(Stored data entries)
— start —

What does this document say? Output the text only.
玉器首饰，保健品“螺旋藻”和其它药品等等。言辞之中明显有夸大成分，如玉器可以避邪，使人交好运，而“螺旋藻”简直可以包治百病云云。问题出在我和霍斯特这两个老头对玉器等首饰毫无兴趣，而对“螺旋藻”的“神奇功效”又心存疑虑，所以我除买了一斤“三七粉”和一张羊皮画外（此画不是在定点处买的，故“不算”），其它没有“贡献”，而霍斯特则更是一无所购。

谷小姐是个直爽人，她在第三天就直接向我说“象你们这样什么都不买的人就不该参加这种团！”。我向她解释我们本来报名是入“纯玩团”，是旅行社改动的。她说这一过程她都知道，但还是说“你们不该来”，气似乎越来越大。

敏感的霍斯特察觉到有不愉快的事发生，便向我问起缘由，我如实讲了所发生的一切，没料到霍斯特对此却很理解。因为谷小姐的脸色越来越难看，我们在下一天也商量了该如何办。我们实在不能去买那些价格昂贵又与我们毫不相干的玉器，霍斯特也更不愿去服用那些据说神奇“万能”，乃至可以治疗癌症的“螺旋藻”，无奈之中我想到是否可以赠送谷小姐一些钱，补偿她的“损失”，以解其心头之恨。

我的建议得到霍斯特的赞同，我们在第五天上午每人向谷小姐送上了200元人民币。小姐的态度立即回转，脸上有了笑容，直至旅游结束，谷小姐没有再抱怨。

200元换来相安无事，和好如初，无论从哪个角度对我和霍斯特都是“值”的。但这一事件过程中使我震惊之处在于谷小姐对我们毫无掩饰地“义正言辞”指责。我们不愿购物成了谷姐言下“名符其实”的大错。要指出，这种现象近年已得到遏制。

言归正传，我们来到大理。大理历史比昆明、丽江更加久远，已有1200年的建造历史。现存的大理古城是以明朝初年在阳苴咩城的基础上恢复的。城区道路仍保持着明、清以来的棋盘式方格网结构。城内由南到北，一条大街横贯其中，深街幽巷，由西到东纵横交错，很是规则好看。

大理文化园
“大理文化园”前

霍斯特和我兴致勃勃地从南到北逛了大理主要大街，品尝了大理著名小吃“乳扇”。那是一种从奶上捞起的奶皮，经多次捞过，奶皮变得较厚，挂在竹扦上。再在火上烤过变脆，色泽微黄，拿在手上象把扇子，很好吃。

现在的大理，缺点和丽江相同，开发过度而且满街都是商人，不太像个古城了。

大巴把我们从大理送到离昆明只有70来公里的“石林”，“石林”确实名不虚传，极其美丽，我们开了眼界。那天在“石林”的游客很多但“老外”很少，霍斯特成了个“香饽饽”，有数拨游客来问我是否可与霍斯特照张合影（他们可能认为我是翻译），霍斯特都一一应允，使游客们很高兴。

— end —

▶ _What the exercise asks_
Transcribe all of the lines in the records precisely.

▶ _Solution below_
What does this document say? Output the text only.
玉器首饰，保健品“螺旋藻”和其它药品等等。言辞之中明显有夸大成分，如玉器可以避邪，使人交好运，而“螺旋藻”简直可以包治百病云云。问题出在我和霍斯特这两个老头对玉器等首饰毫无兴趣，而对“螺旋藻”的“神奇功效”又心存疑虑，所以我除买了一斤“三七粉”和一张羊皮画外（此画不是在定点处买的，故“不算”），其它没有“贡献”，而霍斯特则更是一无所购。

谷小姐是个直爽人，她在第三天就直接向我说“象你们这样什么都不买的人就不该参加这种团！”。我向她解释我们本来报名是入“纯玩团”，是旅行社改动的。她说这一过程她都知道，但还是说“你们不该来”，气似乎越来越大。

敏感的霍斯特察觉到有不愉快的事发生，便向我问起缘由，我如实讲了所发生的一切，没料到霍斯特对此却很理解。因为谷小姐的脸色越来越难看，我们在下一天也商量了该如何办。我们实在不能去买那些价格昂贵又与我们毫不相干的玉器，霍斯特也更不愿去服用那些据说神奇“万能”，乃至可以治疗癌症的“螺旋藻”，无奈之中我想到是否可以赠送谷小姐一些钱，补偿她的“损失”，以解其心头之恨。

我的建议得到霍斯特的赞同，我们在第五天上午每人向谷小姐送上了200元人民币。小姐的态度立即回转，脸上有了笑容，直至旅游结束，谷小姐没有再抱怨。

200元换来相安无事，和好如初，无论从哪个角度对我和霍斯特都是“值”的。但这一事件过程中使我震惊之处在于谷小姐对我们毫无掩饰地“义正言辞”指责。我们不愿购物成了谷姐言下“名符其实”的大错。要指出，这种现象近年已得到遏制。

言归正传，我们来到大理。大理历史比昆明、丽江更加久远，已有1200年的建造历史。现存的大理古城是以明朝初年在阳苴咩城的基础上恢复的。城区道路仍保持着明、清以来的棋盘式方格网结构。城内由南到北，一条大街横贯其中，深街幽巷，由西到东纵横交错，很是规则好看。

大理文化园
“大理文化园”前

霍斯特和我兴致勃勃地从南到北逛了大理主要大街，品尝了大理著名小吃“乳扇”。那是一种从奶上捞起的奶皮，经多次捞过，奶皮变得较厚，挂在竹扦上。再在火上烤过变脆，色泽微黄，拿在手上象把扇子，很好吃。

现在的大理，缺点和丽江相同，开发过度而且满街都是商人，不太像个古城了。

大巴把我们从大理送到离昆明只有70来公里的“石林”，“石林”确实名不虚传，极其美丽，我们开了眼界。那天在“石林”的游客很多但“老外”很少，霍斯特成了个“香饽饽”，有数拨游客来问我是否可与霍斯特照张合影（他们可能认为我是翻译），霍斯特都一一应允，使游客们很高兴。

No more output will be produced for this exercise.